ロシア、ブラジル、インドについては、その他の国と比較すると規模が小さい。また全ての国で輸入額の方が大きい。輸入額の内訳を見ると、ロシアでは「機械器具」、ブラジル、インドでは「化学品と化学製品」が最も大きい。


【図表5-2-5】 主要国におけるミディアムハイテクノロジー産業貿易額の推移

注:
その他は「磁気、光学メディア」、「医療及び歯科用機器・備品」等である。
資料:
OECD,“STAN Bilateral Trade in Goods by Industry and End-use (BTDIxE), ISIC Rev.4”

参照:表5-2-5


 図表5-2-6に、ミディアムハイテクノロジー産業全体の貿易収支比の推移を示した。
 2019年の日本のミディアムハイテクノロジー産業貿易収支比は2.59であり、主要国中第1位である。推移を見ると、1990年代中頃に、急激な減少を見せた後は漸減傾向にある。
 韓国の収支比は長期的に増加傾向にあったが、2014年以降漸減していた。近年では微増し、2019年では1.76を示している。

*文書理解データ*.

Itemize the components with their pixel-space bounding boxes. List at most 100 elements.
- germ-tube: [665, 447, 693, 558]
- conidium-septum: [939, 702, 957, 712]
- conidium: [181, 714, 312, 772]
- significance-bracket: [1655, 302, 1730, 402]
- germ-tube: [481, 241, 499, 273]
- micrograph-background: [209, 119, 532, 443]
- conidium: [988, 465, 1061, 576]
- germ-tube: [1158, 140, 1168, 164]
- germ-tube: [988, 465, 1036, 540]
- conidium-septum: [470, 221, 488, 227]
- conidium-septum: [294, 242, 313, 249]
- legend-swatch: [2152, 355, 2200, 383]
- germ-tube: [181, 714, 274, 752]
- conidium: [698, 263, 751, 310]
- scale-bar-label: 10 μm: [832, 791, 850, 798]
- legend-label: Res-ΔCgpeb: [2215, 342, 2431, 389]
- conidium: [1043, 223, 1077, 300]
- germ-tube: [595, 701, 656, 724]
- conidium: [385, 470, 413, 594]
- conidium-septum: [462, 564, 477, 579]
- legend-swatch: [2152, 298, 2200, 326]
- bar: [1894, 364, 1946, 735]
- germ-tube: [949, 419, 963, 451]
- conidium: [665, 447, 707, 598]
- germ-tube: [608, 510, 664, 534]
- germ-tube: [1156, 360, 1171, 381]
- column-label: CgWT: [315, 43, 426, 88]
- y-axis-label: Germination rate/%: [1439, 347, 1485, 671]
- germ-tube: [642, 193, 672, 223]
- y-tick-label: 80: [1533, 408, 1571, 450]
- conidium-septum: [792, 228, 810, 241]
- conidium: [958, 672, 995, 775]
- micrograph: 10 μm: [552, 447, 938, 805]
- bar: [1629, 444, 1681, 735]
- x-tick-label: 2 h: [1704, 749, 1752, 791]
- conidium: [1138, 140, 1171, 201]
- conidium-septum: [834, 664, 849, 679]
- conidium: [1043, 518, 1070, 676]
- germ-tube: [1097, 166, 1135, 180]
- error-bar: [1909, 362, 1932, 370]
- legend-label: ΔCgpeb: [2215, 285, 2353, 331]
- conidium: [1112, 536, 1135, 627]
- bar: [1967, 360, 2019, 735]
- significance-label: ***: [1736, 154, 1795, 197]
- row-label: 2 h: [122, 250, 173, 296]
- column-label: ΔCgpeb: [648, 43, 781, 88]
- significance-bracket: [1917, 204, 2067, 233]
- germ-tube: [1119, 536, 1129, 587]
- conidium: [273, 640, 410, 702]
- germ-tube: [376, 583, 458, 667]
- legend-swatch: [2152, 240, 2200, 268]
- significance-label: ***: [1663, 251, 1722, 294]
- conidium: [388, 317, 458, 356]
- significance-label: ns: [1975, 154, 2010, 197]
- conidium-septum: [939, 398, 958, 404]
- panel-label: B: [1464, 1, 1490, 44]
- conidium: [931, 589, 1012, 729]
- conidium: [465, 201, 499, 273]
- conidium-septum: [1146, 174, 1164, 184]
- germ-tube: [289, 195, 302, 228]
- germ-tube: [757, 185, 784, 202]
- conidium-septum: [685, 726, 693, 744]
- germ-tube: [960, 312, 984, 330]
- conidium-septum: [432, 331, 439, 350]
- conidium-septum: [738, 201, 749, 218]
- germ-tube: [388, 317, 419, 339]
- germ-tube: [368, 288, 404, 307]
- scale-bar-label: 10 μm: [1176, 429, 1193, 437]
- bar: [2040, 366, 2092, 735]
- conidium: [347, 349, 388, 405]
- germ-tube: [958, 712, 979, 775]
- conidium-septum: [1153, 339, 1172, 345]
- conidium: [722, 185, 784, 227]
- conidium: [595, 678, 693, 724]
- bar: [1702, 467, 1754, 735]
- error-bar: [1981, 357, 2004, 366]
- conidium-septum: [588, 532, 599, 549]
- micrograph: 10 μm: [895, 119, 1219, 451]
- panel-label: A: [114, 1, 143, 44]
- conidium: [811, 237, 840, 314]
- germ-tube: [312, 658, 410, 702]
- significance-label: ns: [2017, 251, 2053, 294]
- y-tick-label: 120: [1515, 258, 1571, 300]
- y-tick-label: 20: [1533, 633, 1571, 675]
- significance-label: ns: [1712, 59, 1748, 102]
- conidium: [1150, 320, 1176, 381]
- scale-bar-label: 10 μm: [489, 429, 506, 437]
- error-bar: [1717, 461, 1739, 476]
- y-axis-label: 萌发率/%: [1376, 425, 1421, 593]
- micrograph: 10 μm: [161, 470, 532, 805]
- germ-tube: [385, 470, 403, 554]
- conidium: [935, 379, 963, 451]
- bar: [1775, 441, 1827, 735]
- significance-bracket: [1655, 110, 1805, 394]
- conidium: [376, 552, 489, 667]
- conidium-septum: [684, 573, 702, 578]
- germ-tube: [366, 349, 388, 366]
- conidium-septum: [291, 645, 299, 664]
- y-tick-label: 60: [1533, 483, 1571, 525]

*解答する設問*.
a - ミディアムハイテクノロジー産業の貿易に関する抜粋の注によると、図表5-2-5の「その他」には何が含まれるか。1〜3文で説明せよ。
b - ミディアムハイテクノロジー産業の貿易に関する抜粋を、最後の文の後から書き継げ。
記録はミディアムハイテクノロジー産業の貿易に関する抜粋とは別の資料である。

*設問の解答*.
a - 図表5-2-5の「その他」には、「磁気、光学メディア」や「医療及び歯科用機器・備品」などが含まれる。

b -
 ドイツの2019年の収支比は1.60であり、継続的に出超である。2004年に最も高い2.03を示した後、漸減している。
 中国の収支比は、長期的に見ると増加していたが、2015年以降減少傾向にあり、2018年では1.33となっている。
 フランスの収支比は、長期的に減少しており、2018年では0.90である。
 英国の収支比は、1991年以外は入超で推移している。2019年では0.76である。
 米国の収支比は未だ1を超えたことはなく、2019年では0.65である。


【図表5-2-6】 主要国におけるミディアムハイテクノロジー産業の貿易収支比の推移

資料:
図表5-2-5と同じ。

参照:表5-2-6



(3)2019年5月に入手したOECD,“STAN Bilateral Trade in Goods by Industry and End-use (BTDIxE), ISIC Rev.4”では、それまでの「研究開発集約産業(R&D intensive industries)」から「研究開発集約活動(R&D - intensive activities)」に変更されていた。各レベルについて、対象となる産業は今までと同様である。